◆ Raw data
****************

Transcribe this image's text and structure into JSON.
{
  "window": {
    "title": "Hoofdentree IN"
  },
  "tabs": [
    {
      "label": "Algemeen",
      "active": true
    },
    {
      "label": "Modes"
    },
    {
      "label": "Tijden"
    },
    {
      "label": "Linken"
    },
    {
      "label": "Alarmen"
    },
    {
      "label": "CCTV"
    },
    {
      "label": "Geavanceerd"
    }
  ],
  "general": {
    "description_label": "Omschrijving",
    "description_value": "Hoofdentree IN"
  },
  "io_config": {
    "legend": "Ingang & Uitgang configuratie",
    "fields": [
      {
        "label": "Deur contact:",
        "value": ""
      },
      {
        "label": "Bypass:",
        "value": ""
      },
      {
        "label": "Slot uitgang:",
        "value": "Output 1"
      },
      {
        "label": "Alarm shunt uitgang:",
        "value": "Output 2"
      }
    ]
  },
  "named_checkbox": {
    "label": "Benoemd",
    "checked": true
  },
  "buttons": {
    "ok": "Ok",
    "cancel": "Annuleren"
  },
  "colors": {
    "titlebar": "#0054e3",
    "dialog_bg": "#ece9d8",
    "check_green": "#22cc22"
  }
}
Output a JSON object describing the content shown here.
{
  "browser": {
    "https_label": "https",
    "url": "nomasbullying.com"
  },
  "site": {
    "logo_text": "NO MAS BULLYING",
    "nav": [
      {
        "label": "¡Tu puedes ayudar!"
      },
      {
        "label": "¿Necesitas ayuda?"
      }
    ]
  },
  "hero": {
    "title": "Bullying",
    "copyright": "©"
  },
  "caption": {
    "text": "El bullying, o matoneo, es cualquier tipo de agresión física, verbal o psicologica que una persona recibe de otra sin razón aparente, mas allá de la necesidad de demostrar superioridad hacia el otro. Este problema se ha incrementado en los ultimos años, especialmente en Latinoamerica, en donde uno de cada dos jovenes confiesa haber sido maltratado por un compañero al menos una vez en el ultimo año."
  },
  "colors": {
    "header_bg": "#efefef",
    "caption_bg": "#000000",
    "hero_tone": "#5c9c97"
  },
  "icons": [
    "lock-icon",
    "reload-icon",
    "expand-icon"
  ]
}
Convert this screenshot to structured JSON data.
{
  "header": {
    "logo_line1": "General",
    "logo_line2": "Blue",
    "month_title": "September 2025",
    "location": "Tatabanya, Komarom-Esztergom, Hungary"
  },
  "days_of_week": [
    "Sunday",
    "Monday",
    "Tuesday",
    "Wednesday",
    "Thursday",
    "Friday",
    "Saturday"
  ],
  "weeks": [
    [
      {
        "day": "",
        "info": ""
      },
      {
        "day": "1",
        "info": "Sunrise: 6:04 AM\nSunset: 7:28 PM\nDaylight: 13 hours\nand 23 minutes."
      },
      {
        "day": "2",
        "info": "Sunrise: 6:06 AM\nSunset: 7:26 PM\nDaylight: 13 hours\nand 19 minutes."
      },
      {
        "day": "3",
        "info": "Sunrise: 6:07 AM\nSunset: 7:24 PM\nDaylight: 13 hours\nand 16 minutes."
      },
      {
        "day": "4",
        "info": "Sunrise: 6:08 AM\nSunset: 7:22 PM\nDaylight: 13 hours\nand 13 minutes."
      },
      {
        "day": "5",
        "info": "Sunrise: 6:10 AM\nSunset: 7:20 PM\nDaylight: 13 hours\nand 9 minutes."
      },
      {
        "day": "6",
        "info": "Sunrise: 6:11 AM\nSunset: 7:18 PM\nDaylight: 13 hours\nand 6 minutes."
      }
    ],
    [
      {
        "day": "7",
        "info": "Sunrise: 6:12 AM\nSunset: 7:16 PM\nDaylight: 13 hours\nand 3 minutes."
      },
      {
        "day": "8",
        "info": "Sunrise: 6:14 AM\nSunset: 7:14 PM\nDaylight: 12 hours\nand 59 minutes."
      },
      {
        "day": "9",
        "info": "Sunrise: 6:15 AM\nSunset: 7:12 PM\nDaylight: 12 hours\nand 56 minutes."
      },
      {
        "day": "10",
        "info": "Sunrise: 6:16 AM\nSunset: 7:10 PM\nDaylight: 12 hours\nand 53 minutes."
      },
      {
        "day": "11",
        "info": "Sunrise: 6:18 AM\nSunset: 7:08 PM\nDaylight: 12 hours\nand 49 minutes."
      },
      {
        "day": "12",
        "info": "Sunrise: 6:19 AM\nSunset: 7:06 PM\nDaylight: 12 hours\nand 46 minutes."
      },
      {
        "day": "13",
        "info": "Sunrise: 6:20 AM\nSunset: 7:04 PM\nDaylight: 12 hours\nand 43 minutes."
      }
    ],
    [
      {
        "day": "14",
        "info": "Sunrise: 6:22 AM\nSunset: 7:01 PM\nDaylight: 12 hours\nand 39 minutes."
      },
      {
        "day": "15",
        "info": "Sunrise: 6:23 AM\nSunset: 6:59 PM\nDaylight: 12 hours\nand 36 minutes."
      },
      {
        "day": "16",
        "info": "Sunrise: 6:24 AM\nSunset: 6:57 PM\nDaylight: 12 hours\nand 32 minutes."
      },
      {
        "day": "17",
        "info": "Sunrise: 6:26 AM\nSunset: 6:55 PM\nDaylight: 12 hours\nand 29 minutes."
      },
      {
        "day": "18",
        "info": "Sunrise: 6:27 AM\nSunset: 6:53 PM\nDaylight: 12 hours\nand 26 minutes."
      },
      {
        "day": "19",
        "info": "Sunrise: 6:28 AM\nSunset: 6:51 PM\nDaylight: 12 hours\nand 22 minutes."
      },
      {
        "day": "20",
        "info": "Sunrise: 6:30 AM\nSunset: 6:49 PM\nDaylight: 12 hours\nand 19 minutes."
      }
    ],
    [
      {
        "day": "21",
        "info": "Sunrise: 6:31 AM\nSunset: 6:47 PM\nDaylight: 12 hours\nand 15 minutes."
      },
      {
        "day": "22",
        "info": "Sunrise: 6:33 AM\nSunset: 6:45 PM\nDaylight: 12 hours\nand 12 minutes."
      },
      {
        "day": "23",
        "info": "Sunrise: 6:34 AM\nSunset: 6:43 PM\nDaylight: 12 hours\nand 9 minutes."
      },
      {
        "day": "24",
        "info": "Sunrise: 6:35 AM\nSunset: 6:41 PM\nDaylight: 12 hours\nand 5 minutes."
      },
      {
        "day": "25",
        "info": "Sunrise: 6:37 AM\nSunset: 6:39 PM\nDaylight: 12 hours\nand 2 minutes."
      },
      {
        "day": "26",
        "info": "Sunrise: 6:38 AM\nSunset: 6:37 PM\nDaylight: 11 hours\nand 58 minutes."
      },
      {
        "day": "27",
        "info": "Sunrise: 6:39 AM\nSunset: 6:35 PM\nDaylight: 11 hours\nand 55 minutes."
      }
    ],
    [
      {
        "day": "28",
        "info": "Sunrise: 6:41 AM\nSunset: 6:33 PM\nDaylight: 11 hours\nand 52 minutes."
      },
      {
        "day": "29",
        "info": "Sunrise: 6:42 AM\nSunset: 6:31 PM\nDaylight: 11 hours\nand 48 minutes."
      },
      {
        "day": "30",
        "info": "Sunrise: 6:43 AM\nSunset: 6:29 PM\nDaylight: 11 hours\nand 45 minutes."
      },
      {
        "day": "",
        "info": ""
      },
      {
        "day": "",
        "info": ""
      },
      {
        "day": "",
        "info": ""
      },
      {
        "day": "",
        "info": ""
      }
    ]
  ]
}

****************

◆ Aim
Find every line that holds "Output" and copy it.

◆ Result
        "value": "Output 1"
        "value": "Output 2"
Output a JSON object describing the content shown here.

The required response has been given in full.